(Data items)
------------------------------------------------------------------------

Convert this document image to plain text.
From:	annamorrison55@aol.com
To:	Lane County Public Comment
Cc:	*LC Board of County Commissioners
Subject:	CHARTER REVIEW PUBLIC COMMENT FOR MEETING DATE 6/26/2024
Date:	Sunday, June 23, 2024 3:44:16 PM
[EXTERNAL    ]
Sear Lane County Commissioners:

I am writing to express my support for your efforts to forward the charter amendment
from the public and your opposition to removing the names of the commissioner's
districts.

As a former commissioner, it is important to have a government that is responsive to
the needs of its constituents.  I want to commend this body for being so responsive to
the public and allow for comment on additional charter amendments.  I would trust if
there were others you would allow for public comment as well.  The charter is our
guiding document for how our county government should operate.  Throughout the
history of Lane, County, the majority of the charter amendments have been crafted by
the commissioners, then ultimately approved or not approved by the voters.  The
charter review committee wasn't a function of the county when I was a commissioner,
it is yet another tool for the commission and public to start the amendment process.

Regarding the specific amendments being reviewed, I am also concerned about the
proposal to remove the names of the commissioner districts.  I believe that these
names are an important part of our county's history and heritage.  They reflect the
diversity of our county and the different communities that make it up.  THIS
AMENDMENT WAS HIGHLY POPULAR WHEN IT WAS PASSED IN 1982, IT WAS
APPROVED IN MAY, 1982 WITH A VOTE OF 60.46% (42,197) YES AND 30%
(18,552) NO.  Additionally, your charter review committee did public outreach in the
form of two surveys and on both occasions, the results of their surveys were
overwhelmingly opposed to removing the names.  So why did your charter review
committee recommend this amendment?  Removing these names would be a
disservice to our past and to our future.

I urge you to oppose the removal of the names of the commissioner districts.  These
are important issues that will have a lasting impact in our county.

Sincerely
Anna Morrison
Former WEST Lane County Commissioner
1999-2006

------------------------------------------------------------------------

### Goal of the exercise:
Transcribe the whole listing exactly.

### Task output:
Convert this document image to plain text.
From:	annamorrison55@aol.com
To:	Lane County Public Comment
Cc:	*LC Board of County Commissioners
Subject:	CHARTER REVIEW PUBLIC COMMENT FOR MEETING DATE 6/26/2024
Date:	Sunday, June 23, 2024 3:44:16 PM
[EXTERNAL    ]
Sear Lane County Commissioners:

I am writing to express my support for your efforts to forward the charter amendment
from the public and your opposition to removing the names of the commissioner's
districts.

As a former commissioner, it is important to have a government that is responsive to
the needs of its constituents.  I want to commend this body for being so responsive to
the public and allow for comment on additional charter amendments.  I would trust if
there were others you would allow for public comment as well.  The charter is our
guiding document for how our county government should operate.  Throughout the
history of Lane, County, the majority of the charter amendments have been crafted by
the commissioners, then ultimately approved or not approved by the voters.  The
charter review committee wasn't a function of the county when I was a commissioner,
it is yet another tool for the commission and public to start the amendment process.

Regarding the specific amendments being reviewed, I am also concerned about the
proposal to remove the names of the commissioner districts.  I believe that these
names are an important part of our county's history and heritage.  They reflect the
diversity of our county and the different communities that make it up.  THIS
AMENDMENT WAS HIGHLY POPULAR WHEN IT WAS PASSED IN 1982, IT WAS
APPROVED IN MAY, 1982 WITH A VOTE OF 60.46% (42,197) YES AND 30%
(18,552) NO.  Additionally, your charter review committee did public outreach in the
form of two surveys and on both occasions, the results of their surveys were
overwhelmingly opposed to removing the names.  So why did your charter review
committee recommend this amendment?  Removing these names would be a
disservice to our past and to our future.

I urge you to oppose the removal of the names of the commissioner districts.  These
are important issues that will have a lasting impact in our county.

Sincerely
Anna Morrison
Former WEST Lane County Commissioner
1999-2006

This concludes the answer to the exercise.